───── RECORDS PROVIDED ─────

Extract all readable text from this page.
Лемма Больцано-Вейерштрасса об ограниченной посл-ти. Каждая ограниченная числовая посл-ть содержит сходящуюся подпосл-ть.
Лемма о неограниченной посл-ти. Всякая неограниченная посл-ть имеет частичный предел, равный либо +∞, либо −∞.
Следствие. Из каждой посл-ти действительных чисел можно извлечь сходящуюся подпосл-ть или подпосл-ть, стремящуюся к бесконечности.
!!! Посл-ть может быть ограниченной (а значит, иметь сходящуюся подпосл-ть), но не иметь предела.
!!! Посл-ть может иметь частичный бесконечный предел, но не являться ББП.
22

─────

Reproduce the full set of records precisely.

REPLY TO THE TASK
Extract all readable text from this page.
Лемма Больцано-Вейерштрасса об ограниченной посл-ти. Каждая ограниченная числовая посл-ть содержит сходящуюся подпосл-ть.
Лемма о неограниченной посл-ти. Всякая неограниченная посл-ть имеет частичный предел, равный либо +∞, либо −∞.
Следствие. Из каждой посл-ти действительных чисел можно извлечь сходящуюся подпосл-ть или подпосл-ть, стремящуюся к бесконечности.
!!! Посл-ть может быть ограниченной (а значит, иметь сходящуюся подпосл-ть), но не иметь предела.
!!! Посл-ть может иметь частичный бесконечный предел, но не являться ББП.
22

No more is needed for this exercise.